### Problem description:
Begin at the line below that contains "Extract all readable text from this page.". Repeat it and all remaining lines of the records exactly.

### The data:
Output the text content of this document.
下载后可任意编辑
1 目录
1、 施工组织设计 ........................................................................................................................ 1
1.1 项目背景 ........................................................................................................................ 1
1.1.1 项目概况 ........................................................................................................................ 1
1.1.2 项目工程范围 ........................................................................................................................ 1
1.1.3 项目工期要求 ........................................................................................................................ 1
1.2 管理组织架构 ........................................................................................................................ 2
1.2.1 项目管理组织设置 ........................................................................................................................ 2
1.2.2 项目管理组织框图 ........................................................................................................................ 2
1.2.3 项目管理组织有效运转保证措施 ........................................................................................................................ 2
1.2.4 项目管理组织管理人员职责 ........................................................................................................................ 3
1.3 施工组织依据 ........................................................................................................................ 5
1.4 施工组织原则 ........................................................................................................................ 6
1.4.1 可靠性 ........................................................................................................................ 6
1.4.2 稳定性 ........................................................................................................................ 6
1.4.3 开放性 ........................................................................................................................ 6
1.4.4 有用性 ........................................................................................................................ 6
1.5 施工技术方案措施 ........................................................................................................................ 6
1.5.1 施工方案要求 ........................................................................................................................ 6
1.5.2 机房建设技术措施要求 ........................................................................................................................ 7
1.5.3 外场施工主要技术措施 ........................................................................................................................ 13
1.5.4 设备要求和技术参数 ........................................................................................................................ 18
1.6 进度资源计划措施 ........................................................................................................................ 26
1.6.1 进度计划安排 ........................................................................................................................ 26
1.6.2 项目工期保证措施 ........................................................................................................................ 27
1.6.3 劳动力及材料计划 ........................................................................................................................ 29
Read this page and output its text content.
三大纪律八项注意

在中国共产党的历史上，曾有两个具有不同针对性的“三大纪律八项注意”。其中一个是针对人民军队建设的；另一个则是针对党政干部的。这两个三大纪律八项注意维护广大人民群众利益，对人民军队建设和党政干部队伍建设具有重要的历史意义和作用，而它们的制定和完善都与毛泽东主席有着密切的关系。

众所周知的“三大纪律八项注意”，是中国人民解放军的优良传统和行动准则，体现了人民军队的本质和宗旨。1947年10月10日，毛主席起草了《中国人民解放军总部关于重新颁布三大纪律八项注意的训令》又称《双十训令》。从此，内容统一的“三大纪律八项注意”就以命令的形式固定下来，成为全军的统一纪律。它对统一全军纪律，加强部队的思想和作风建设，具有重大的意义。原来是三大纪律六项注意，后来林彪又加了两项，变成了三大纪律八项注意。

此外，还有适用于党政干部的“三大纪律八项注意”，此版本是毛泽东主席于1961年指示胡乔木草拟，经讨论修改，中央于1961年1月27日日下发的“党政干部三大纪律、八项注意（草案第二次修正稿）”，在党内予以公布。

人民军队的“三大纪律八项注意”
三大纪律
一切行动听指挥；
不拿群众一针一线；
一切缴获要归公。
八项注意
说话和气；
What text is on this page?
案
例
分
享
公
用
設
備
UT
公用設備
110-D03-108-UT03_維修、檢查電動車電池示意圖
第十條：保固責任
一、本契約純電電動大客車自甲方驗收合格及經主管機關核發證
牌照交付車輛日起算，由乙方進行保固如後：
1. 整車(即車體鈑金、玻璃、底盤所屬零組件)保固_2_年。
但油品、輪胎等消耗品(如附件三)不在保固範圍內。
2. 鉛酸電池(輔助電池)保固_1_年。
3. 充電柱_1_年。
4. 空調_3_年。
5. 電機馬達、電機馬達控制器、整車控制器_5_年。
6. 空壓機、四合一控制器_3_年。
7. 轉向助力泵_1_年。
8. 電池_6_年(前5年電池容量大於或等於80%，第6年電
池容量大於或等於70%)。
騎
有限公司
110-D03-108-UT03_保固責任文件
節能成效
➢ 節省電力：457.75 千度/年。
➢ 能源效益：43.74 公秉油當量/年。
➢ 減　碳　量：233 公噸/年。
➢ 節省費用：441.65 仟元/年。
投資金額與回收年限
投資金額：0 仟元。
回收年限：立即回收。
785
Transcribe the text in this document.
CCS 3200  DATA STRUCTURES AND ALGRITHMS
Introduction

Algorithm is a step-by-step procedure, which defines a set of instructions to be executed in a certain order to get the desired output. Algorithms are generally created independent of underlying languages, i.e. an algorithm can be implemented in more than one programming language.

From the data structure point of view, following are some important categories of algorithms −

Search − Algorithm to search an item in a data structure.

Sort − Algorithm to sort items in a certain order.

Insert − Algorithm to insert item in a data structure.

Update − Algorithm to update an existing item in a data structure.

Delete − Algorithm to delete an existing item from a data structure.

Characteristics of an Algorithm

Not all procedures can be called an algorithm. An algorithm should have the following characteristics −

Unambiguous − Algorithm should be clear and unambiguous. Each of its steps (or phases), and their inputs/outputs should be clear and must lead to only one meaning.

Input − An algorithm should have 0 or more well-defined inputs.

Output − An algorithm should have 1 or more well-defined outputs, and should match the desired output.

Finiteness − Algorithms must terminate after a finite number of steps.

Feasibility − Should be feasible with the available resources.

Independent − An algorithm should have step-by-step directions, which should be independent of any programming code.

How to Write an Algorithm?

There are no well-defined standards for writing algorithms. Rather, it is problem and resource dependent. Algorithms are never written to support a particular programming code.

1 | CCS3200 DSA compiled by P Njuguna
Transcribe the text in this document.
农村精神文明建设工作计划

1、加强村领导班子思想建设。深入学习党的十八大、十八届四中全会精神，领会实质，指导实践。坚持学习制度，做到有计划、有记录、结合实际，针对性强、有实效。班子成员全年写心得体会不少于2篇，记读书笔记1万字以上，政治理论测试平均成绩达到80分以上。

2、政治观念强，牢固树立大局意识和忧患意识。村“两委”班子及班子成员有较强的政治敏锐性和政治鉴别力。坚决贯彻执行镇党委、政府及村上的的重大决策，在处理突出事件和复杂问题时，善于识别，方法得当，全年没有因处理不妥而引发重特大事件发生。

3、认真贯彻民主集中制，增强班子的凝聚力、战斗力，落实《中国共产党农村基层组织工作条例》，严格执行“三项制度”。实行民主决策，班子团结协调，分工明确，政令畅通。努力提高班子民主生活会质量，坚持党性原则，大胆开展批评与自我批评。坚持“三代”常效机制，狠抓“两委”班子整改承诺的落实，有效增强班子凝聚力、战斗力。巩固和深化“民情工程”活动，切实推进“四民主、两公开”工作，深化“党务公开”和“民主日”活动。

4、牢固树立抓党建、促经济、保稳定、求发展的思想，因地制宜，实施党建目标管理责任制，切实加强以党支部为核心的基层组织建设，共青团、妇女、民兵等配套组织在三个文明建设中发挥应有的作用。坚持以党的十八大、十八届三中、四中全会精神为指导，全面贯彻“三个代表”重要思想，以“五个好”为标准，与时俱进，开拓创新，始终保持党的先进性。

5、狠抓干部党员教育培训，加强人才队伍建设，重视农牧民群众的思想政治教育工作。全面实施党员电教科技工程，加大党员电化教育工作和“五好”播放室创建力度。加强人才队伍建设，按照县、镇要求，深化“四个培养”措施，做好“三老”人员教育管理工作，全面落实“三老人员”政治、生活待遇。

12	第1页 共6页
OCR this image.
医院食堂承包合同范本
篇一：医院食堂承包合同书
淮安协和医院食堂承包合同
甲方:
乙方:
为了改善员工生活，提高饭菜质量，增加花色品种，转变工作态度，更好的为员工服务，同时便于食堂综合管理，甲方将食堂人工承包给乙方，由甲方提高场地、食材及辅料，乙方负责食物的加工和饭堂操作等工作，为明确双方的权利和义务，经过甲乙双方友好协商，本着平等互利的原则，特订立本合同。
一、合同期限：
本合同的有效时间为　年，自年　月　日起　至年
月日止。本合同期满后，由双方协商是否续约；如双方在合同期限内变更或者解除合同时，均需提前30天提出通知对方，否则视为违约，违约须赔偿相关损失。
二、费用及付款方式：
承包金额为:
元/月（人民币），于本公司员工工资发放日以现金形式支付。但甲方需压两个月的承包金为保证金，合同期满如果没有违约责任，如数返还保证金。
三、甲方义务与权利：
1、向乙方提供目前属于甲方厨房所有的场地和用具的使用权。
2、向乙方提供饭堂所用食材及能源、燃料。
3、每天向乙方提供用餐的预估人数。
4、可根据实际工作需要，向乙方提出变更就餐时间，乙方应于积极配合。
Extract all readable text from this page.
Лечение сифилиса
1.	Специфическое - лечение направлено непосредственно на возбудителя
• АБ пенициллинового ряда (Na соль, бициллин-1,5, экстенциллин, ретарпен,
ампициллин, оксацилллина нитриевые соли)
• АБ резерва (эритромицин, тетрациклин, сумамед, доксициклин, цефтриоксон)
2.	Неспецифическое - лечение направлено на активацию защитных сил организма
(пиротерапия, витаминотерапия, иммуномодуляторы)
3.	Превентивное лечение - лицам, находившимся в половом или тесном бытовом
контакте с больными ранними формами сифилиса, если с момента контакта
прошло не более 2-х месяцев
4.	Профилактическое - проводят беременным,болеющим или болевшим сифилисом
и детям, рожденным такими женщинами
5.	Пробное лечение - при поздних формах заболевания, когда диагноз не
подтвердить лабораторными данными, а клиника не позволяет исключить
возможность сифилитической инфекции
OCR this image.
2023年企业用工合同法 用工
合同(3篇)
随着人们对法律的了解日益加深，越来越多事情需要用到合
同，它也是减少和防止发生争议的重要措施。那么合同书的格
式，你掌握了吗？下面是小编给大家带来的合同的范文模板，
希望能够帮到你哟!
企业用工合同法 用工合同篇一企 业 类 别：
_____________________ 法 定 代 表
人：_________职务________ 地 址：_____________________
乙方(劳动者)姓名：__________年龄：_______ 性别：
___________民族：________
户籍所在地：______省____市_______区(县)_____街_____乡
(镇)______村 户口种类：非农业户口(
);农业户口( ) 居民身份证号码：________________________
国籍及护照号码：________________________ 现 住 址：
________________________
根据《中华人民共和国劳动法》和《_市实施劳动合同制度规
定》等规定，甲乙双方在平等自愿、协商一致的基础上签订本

### Solution to the exercise:
Extract all readable text from this page.
Лечение сифилиса
1.	Специфическое - лечение направлено непосредственно на возбудителя
• АБ пенициллинового ряда (Na соль, бициллин-1,5, экстенциллин, ретарпен,
ампициллин, оксацилллина нитриевые соли)
• АБ резерва (эритромицин, тетрациклин, сумамед, доксициклин, цефтриоксон)
2.	Неспецифическое - лечение направлено на активацию защитных сил организма
(пиротерапия, витаминотерапия, иммуномодуляторы)
3.	Превентивное лечение - лицам, находившимся в половом или тесном бытовом
контакте с больными ранними формами сифилиса, если с момента контакта
прошло не более 2-х месяцев
4.	Профилактическое - проводят беременным,болеющим или болевшим сифилисом
и детям, рожденным такими женщинами
5.	Пробное лечение - при поздних формах заболевания, когда диагноз не
подтвердить лабораторными данными, а клиника не позволяет исключить
возможность сифилитической инфекции
OCR this image.
2023年企业用工合同法 用工
合同(3篇)
随着人们对法律的了解日益加深，越来越多事情需要用到合
同，它也是减少和防止发生争议的重要措施。那么合同书的格
式，你掌握了吗？下面是小编给大家带来的合同的范文模板，
希望能够帮到你哟!
企业用工合同法 用工合同篇一企 业 类 别：
_____________________ 法 定 代 表
人：_________职务________ 地 址：_____________________
乙方(劳动者)姓名：__________年龄：_______ 性别：
___________民族：________
户籍所在地：______省____市_______区(县)_____街_____乡
(镇)______村 户口种类：非农业户口(
);农业户口( ) 居民身份证号码：________________________
国籍及护照号码：________________________ 现 住 址：
________________________
根据《中华人民共和国劳动法》和《_市实施劳动合同制度规
定》等规定，甲乙双方在平等自愿、协商一致的基础上签订本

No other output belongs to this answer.